*Passage shown*.
On top of his inability/refusal to observe my boundary, Chesley was what we called a goober: someone considered funny-looking and funny-acting. He giggled too much, over nothing, and his facial features were not conventionally attractive. Thus, the teasing that I got from other kids about him being my "boyfriend" was a slam at me and how I did not fit the standards of attractiveness, either (I was anorexic, ill-looking, and dressed like the poor kid I was.)
I have not thought of him since we left that town, but today I ran across his unusual surname in another setting and I did a google search for him. Turns out, he is dead, died last year after a long battle with cancer. He was a Master Sergeant in the Air Force, had married and had a daughter, and that is all I could glean from his online obituary except a long list of in-laws and a photo of him. He still looked like a goober.

Dataset items:
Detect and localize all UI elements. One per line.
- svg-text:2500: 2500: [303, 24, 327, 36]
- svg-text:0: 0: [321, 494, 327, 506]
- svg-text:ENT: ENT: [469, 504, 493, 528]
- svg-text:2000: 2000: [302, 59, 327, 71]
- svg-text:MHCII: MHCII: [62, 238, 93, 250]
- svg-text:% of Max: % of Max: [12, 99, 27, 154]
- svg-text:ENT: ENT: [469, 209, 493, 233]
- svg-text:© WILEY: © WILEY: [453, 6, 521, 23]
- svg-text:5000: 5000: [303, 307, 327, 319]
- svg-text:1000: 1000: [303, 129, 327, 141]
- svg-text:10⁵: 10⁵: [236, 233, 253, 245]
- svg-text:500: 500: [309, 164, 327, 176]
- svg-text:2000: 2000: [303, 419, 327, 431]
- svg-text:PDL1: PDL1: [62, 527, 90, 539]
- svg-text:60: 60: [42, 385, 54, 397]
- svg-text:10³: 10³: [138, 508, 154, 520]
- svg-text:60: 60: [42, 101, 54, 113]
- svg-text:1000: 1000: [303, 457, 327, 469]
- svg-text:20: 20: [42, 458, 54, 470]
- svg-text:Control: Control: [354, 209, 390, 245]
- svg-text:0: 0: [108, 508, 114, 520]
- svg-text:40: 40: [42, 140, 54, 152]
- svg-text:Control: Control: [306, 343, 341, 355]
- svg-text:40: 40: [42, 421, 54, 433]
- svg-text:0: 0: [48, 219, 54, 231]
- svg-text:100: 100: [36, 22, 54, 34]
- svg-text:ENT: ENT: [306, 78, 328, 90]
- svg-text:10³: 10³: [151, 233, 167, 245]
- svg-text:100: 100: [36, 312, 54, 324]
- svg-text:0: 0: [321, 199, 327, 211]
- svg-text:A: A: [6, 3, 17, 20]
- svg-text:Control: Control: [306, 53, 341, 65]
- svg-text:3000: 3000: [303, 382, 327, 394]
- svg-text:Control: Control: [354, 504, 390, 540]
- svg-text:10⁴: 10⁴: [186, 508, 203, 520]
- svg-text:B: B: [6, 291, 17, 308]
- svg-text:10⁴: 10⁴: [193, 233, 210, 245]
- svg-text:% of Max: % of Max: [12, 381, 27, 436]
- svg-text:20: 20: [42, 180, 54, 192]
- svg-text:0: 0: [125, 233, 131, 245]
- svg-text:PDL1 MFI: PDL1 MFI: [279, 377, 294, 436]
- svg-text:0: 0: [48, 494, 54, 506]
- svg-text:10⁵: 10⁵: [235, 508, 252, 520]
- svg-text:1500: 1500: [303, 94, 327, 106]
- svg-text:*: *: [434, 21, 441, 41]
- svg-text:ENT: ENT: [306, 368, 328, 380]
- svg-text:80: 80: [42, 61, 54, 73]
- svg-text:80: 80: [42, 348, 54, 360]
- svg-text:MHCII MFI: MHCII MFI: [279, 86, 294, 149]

*Tasks for this exercise*.
[a] In the passage about Chesley, what rank did he hold in the Air Force?
[b] Carry on the passage about Chesley, picking up after its final sentence.

*Answers for this exercise*.
[a] Master Sergeant.

[b]
I have some empathy for him now. His preacher father was a dick, and Chesley was uprooted often as the family moved to new church jobs. He had neither charm nor looks to fall back on, and was not especially bright. I have no earthly idea why he fixated on me, but did not trust it then and I think my radar was likely right. I was actively being molested at the time, and I believe that shows on children if anyone bothers to look.
I thank all that is glorious and good for bringing feminism to my generation, for giving me language and theory to sidestep hopeless heterosexuality and submission to males. I have had a hard row to hoe, but I have been loved well by women and some self-examined men. I have made a difference, I have expressed my soul, and in four days I will have survived my second Saturn return in Scorpio, something my mother, grandmother and great-grandmother did not manage to do.